▸ Supplied text:

<<<<

Public Comment

Response to CHO CEO Lubin

By Bob Brokl
Thursday February 25, 2010 - 09:05:00 AM

We had hoped that the selection of doctors, researchers, and scientists to run Children’s Hospital & Research Center Oakland might result in not only a better relationship to the surrounding community by CHO but a more reasoned and analytical approach to matters in general. Not the case, unfortunately, based upon the Commentary “Response from Children’s Hospital & Research Center Oakland” (Feb. 18-24, 2010 Daily Planet) signed by Dr. Bertram Lubin, the new CEO of CHO, and his comments and those of Dr. Alexander Lucas, in charge of the Research Institute, at their Feb. 16 community meeting 

When Alfred Crofts and I met with Dr. Lucas in Oct. and inspected the gym, we gave him two well-written and thorough articles about the long process leading up to and after CHO’s acquisition of Old Merritt. Paul Rauber’s cover story for the March 23, 1990, East Bay Express entitled “The Case of the Languishing Landmark” and “Brownfields Redevelopment: Meeting the Challenges of Community Participation,” by Arlene Wong and Lisa Owens-Viani for the Pacific Institute in 2000, are invaluable research of the site’s torturous redevelopment history with a (mostly) happy ending. The City of Oakland spent over $19 million on basic core and shell work rehabilitating the building. Additional tens of thousands were spent on staff time and consultants—Kerry Hamill, an aide to Mayor Harris, worked full time on the issue, and even the notable SF Planning Director Dean Macris was hired to help.

>>>>

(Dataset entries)

<<<<

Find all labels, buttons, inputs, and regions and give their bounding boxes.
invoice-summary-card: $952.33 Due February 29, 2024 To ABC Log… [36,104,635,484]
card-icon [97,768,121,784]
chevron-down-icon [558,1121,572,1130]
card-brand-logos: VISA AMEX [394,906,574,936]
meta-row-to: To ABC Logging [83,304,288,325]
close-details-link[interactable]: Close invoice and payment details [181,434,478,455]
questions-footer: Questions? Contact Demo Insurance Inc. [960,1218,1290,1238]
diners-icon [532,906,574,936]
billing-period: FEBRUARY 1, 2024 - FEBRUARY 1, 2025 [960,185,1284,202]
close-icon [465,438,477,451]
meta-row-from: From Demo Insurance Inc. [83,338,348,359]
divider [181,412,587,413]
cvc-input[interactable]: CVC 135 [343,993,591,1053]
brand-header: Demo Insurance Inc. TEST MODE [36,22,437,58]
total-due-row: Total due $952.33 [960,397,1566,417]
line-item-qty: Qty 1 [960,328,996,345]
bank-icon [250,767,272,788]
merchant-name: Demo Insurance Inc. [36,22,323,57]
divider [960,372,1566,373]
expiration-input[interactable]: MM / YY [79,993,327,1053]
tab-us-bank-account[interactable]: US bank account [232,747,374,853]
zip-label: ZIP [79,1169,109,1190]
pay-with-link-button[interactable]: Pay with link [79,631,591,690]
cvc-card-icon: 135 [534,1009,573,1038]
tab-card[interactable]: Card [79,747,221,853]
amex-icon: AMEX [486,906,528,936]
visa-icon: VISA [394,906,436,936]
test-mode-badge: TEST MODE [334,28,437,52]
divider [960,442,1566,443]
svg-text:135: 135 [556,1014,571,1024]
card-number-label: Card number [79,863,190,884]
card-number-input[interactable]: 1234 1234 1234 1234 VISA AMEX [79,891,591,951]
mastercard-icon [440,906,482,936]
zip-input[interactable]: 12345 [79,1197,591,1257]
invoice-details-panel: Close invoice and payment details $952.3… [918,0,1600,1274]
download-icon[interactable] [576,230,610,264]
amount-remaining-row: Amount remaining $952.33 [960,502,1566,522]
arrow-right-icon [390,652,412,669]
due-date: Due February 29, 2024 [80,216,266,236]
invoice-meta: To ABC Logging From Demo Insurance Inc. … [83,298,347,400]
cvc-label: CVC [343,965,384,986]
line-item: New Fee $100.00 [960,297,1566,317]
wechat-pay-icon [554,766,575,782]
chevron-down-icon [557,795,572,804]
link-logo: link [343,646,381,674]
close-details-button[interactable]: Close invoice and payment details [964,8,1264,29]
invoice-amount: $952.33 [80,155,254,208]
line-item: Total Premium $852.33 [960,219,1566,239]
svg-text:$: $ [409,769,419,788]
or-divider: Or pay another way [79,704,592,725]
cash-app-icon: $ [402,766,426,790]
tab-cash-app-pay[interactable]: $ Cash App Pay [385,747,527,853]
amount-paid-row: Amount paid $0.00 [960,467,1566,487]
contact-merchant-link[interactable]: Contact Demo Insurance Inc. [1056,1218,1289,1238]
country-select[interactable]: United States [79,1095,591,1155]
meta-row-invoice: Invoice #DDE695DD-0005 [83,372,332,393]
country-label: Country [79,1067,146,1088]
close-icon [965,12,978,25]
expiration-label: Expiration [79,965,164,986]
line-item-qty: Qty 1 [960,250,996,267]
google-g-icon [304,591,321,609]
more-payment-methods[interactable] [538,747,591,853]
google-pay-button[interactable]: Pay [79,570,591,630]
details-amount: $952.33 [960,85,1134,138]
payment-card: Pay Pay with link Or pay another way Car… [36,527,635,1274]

>>>>

▸ Task item A: According to the public comment, how much did the City of Oakland spend on basic core and shell work rehabilitating the building?
▸ Task item B: Copy the public comment word for word from "When Alfred Crofts" to "hired to help.".
▸ Task item C: Rewrite the paragraph of the public comment that begins "When Alfred Crofts and I met" as a short list that keeps its main facts.

▸ Task result A: Over $19 million.

▸ Task result B:
When Alfred Crofts and I met with Dr. Lucas in Oct. and inspected the gym, we gave him two well-written and thorough articles about the long process leading up to and after CHO’s acquisition of Old Merritt. Paul Rauber’s cover story for the March 23, 1990, East Bay Express entitled “The Case of the Languishing Landmark” and “Brownfields Redevelopment: Meeting the Challenges of Community Participation,” by Arlene Wong and Lisa Owens-Viani for the Pacific Institute in 2000, are invaluable research of the site’s torturous redevelopment history with a (mostly) happy ending. The City of Oakland spent over $19 million on basic core and shell work rehabilitating the building. Additional tens of thousands were spent on staff time and consultants—Kerry Hamill, an aide to Mayor Harris, worked full time on the issue, and even the notable SF Planning Director Dean Macris was hired to help.

▸ Task result C:
- In October, the writer and Alfred Crofts met with Dr. Lucas, inspected the gym, and gave him two articles on the process before and after CHO's acquisition of Old Merritt.
- One was Paul Rauber's cover story "The Case of the Languishing Landmark" (East Bay Express, March 23, 1990).
- The other was "Brownfields Redevelopment: Meeting the Challenges of Community Participation," by Arlene Wong and Lisa Owens-Viani for the Pacific Institute in 2000.
- Together they document the site's difficult redevelopment history, which had a mostly happy ending.
- The City of Oakland spent over $19 million on basic core and shell work rehabilitating the building.
- Tens of thousands more went to staff time and consultants. Kerry Hamill, an aide to Mayor Harris, worked full time on the issue, and SF Planning Director Dean Macris was hired to help.